= Directions for this task =
List every person quoted directly in the article on EBMUD's aging water pipes below, together with the role the article gives each one.

= Document segment =
/---

By Nate Seltenrich
On average, underground water distribution pipes can last about 100 years. The East Bay Municipal Utility District (EBMUD) owns and maintains roughly 4,200 miles of them. And it replaces about ten miles per year.
At that rate it would take four centuries to replace the whole system: an approach one could charitably call unsustainable even if all the pipes were brand-new today. But parts of EBMUD’s system, cast-iron pipes inherited from forgotten, now-defunct water agencies, date to the late 1800s.
After EBMUD formed in 1923, it continued installing cast-iron pipes through the 1950s, then switched to predominately asbestos-cement for the next three decades. Newer pipes are made of plastic or steel. Today the agency’s oldest 2,400 miles of cast-iron and asbestos-cement pipes account for the vast majority of its leaks, which last year numbered 1,156, far surpassing an industry benchmark of 20 leaks per 100 miles per year.
“We have a lot of pipe. About half of it is old. And it’s leaking,” says district spokesperson Andrea Pook.
Serving 1.4 million people in Alameda and Contra Costa counties, EBMUD is far from alone in contending with aging, sometimes neglected infrastructure. Water and sewer agencies of all sizes nationwide find themselves in similar straits. Just consider Flint, Michigan, and all the attention it has drawn to the potentially dangerous lead pipes still coursing through many of our cities and towns — or the recent gas leak in Southern California. And that’s to say nothing of our nation’s crumbling roads and unsafe bridges.
“We’re very good at engineering and construction, but we sort of forget as engineers that things, once they’re in the built environment, require maintenance and someday even replacement. That’s something that I think we as a country are going to learn in the next ten years,” says Margo Schueler, construction and maintenance superintendent at EBMUD.
“We’ve got some catch-up work to do,” adds David Katzev, senior civil engineer. “We the industry, we the nation, we the society need to think differently about asset management.”
The City of Los Angeles, for one, recently accelerated its water-pipe replacement rate by two and a half times. It’s doing this largely through the use of open trenches, which is just how it sounds: dig up the street from one end of the targeted segment to the other in order to pull out the old pipe and install the new. Simply put, it’s disruptive.
EBMUD is trying to find a better approach, in part by learning from what other agencies have done well — and perhaps not so well. “We want to do it differently, be more efficient, more environmentally friendly, and more collaborative with the public,” says Schueler.
Discovering what that means is the goal of its new Pipeline Rebuild program. Officially launched this past January, the effort includes a series of short-term pilot projects designed to test alternative materials and construction techniques that may allow the agency to catch up on its backlog of deferred maintenance, and eventually prescribe a more manageable path forward.

\---

[Entries taken from a collection]
/---

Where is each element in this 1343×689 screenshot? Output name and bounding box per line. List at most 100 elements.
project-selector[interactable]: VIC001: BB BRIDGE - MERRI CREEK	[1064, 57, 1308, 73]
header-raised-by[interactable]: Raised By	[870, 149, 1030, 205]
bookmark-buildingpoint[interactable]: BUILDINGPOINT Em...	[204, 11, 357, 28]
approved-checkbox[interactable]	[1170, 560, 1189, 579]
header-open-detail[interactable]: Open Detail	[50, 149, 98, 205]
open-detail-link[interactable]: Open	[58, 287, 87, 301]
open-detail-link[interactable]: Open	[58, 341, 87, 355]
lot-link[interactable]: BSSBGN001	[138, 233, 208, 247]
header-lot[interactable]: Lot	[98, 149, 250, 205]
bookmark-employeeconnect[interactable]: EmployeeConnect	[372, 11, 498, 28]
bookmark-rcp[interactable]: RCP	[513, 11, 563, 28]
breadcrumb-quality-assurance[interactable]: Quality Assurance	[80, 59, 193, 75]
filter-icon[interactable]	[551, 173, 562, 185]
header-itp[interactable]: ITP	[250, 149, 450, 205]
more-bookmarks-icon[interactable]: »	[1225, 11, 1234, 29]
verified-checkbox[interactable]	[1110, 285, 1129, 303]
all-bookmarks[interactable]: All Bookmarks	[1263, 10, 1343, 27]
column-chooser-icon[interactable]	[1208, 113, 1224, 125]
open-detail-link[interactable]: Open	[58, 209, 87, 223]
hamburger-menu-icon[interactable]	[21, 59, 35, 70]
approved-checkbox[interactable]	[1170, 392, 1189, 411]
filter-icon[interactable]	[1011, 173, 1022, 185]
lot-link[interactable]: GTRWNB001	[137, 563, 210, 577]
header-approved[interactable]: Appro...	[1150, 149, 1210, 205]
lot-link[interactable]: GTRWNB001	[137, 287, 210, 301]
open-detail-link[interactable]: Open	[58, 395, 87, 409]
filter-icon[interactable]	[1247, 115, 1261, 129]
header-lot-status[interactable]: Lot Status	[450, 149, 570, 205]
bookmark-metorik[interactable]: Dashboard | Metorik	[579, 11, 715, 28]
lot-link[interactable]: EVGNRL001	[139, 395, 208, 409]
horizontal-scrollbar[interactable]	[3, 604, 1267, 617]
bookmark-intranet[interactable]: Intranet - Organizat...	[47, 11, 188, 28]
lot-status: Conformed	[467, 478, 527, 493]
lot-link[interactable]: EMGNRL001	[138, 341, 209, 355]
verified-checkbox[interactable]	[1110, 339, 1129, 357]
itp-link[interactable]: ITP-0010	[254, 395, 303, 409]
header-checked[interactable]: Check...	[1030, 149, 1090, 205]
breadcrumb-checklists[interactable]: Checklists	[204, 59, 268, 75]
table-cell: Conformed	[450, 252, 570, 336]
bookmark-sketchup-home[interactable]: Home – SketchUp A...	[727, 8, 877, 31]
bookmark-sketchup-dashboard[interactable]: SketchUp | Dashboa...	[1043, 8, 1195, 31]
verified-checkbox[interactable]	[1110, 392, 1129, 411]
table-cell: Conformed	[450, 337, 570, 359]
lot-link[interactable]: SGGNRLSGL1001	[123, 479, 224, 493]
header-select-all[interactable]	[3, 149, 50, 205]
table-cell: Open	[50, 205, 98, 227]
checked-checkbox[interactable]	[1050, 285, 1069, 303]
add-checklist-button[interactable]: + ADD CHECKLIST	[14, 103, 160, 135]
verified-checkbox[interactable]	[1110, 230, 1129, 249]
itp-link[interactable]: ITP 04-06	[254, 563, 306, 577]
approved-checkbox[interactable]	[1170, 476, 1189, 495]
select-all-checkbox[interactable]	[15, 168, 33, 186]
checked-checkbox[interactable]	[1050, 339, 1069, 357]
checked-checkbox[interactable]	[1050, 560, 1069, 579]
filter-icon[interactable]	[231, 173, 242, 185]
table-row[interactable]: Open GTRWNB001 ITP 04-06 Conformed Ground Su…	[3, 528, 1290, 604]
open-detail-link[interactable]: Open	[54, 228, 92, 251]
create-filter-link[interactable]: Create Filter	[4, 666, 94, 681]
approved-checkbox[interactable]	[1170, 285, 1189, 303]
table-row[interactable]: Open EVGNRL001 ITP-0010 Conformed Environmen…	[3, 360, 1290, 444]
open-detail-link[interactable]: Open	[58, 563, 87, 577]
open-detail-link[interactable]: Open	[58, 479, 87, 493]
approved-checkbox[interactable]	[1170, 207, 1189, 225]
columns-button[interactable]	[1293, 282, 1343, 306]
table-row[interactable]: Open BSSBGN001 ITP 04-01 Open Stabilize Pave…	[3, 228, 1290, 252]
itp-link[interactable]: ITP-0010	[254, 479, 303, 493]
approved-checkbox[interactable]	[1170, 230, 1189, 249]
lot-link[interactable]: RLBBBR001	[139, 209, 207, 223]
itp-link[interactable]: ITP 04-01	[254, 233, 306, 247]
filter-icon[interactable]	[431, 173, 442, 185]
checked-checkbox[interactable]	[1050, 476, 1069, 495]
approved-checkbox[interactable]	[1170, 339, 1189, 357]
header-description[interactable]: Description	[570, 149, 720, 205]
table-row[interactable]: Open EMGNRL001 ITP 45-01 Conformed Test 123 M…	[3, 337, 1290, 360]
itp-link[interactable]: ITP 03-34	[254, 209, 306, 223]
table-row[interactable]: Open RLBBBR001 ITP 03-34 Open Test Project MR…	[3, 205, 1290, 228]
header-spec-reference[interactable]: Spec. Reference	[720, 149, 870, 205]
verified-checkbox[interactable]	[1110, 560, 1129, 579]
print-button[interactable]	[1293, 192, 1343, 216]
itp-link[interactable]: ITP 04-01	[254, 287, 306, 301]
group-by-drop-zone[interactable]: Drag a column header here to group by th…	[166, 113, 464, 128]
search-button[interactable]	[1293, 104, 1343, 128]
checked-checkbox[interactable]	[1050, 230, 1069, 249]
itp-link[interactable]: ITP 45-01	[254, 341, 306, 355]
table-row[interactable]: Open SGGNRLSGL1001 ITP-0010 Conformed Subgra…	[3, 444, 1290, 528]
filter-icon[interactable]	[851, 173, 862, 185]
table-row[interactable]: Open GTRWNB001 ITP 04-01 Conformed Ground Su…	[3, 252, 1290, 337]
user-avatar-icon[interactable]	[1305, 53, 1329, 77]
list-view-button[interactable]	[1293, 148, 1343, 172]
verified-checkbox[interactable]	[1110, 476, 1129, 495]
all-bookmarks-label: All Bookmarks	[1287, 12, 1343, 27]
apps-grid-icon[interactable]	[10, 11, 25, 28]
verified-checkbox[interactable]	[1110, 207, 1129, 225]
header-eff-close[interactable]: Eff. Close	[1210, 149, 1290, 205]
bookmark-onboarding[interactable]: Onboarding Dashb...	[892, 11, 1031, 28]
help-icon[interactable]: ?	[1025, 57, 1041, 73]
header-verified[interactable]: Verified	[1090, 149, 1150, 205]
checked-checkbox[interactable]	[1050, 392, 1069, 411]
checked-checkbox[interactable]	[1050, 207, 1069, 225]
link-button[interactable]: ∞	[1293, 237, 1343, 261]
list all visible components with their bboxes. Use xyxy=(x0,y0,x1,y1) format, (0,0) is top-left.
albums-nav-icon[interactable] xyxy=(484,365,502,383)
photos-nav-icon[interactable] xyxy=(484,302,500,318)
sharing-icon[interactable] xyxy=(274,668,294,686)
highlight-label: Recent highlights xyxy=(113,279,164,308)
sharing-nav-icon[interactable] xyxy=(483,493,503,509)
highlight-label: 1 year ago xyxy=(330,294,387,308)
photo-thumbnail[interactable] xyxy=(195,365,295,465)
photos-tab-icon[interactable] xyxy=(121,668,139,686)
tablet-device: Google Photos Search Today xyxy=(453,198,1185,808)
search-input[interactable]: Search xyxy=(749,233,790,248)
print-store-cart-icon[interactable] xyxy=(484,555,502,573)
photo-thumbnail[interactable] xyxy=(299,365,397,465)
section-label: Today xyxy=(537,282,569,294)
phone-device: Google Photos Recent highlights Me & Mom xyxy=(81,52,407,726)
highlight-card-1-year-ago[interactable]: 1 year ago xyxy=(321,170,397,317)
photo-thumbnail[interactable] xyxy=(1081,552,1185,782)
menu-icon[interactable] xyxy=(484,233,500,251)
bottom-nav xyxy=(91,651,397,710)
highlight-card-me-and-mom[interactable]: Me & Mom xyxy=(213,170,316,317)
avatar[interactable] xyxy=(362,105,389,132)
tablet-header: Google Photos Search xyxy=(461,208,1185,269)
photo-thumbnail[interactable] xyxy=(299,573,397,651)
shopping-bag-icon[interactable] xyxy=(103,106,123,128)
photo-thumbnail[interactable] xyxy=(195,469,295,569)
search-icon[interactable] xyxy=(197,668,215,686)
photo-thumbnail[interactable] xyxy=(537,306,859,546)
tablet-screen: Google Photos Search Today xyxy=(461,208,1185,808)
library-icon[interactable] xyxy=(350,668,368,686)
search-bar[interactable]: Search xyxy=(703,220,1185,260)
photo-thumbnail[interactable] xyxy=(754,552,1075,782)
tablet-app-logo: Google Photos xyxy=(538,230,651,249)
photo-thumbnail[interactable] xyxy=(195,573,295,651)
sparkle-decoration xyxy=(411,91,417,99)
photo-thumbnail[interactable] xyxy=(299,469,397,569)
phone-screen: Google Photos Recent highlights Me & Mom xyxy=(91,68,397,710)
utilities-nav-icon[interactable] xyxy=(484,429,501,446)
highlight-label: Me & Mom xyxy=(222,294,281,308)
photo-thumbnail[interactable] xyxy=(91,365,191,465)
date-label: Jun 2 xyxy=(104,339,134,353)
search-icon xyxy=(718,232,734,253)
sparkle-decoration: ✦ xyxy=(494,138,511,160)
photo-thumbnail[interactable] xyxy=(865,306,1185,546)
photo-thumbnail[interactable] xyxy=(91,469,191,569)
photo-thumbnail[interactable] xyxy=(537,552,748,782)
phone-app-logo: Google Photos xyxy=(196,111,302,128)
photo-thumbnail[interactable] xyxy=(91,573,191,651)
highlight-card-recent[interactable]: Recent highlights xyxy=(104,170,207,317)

\---

= Your solution =
- Andrea Pook, district spokesperson
- Margo Schueler, construction and maintenance superintendent at EBMUD
- David Katzev, senior civil engineer